WORK TO COMPLETE —
How many lines of these entries hold the string "Plant"? Answer with the number alone.

SUPPLIED ENTRIES —
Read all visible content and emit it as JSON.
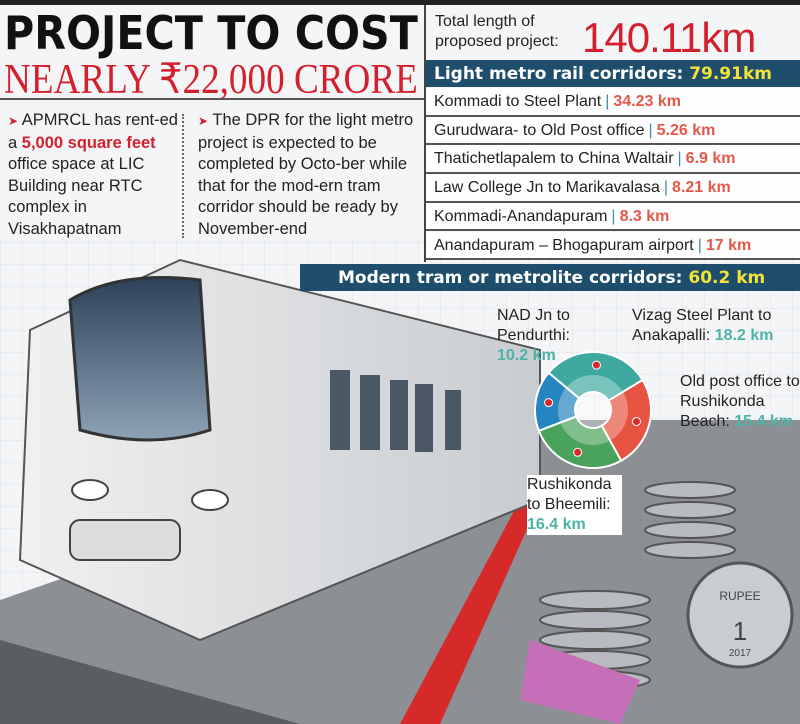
{
  "headline": {
    "line1": "PROJECT TO COST",
    "line2": "NEARLY ₹22,000 CRORE"
  },
  "bullets": [
    {
      "pre": "APMRCL has rent-ed a ",
      "highlight": "5,000 square feet",
      "post": " office space at LIC Building near RTC complex in Visakhapatnam"
    },
    {
      "pre": "The DPR for the light metro project is expected to be completed by Octo-ber while that for the mod-ern tram corridor should be ready by November-end",
      "highlight": "",
      "post": ""
    }
  ],
  "total": {
    "label_line1": "Total length of",
    "label_line2": "proposed project:",
    "value": "140.11km"
  },
  "light_metro": {
    "title": "Light metro rail corridors: ",
    "value": "79.91km",
    "routes": [
      {
        "name": "Kommadi to Steel Plant",
        "km": "34.23 km"
      },
      {
        "name": "Gurudwara- to Old Post office",
        "km": "5.26 km"
      },
      {
        "name": "Thatichetlapalem to China Waltair",
        "km": "6.9 km"
      },
      {
        "name": "Law College Jn to Marikavalasa",
        "km": "8.21 km"
      },
      {
        "name": "Kommadi-Anandapuram",
        "km": "8.3 km"
      },
      {
        "name": "Anandapuram – Bhogapuram airport",
        "km": "17 km"
      }
    ]
  },
  "tram": {
    "title": "Modern tram or metrolite corridors: ",
    "value": "60.2 km",
    "routes": [
      {
        "name": "Vizag Steel Plant to Anakapalli:",
        "km": "18.2 km",
        "value": 18.2,
        "color": "#3fa9a0"
      },
      {
        "name": "Old post office to Rushikonda Beach:",
        "km": "15.4 km",
        "value": 15.4,
        "color": "#e65441"
      },
      {
        "name": "Rushikonda to Bheemili:",
        "km": "16.4 km",
        "value": 16.4,
        "color": "#4aa35a"
      },
      {
        "name": "NAD Jn to Pendurthi:",
        "km": "10.2 km",
        "value": 10.2,
        "color": "#2585c0"
      }
    ]
  },
  "coin": {
    "text": "RUPEE",
    "value": "1",
    "year": "2017"
  },
  "separator": "|",
  "arrow": "➤"
}
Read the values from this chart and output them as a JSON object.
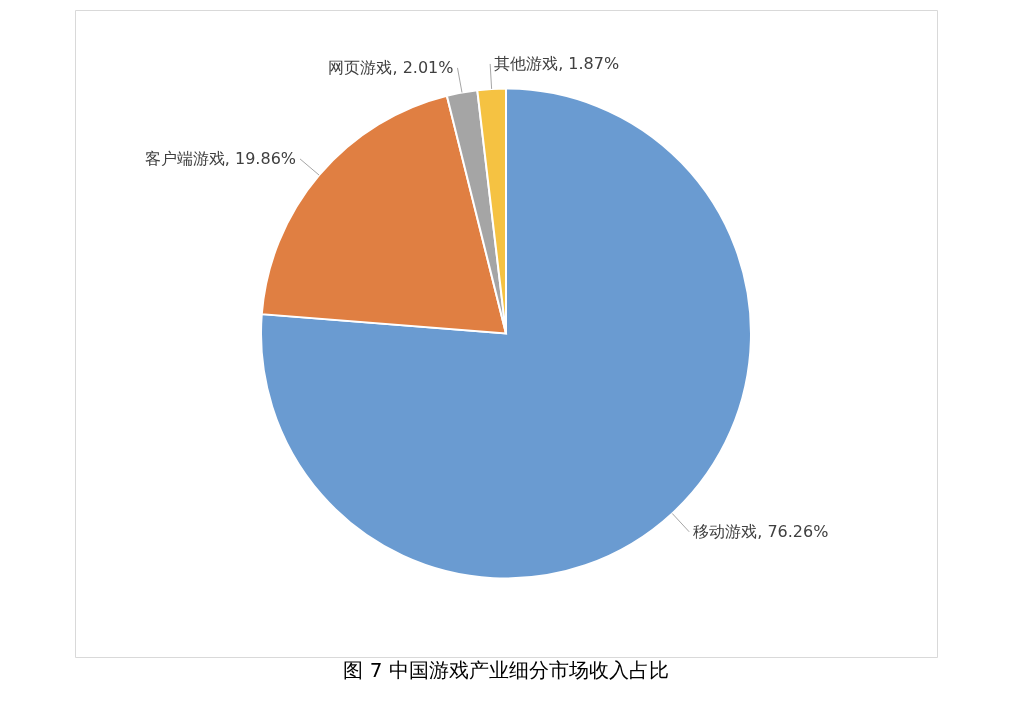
{
  "chart_data": {
    "type": "pie",
    "title": "图 7  中国游戏产业细分市场收入占比",
    "categories": [
      "移动游戏",
      "客户端游戏",
      "网页游戏",
      "其他游戏"
    ],
    "values": [
      76.26,
      19.86,
      2.01,
      1.87
    ],
    "colors": [
      "#6a9bd1",
      "#e07f42",
      "#a5a5a5",
      "#f5c242"
    ],
    "value_labels": [
      "76.26%",
      "19.86%",
      "2.01%",
      "1.87%"
    ],
    "legend": false
  }
}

THE COMPLETED TASK —
2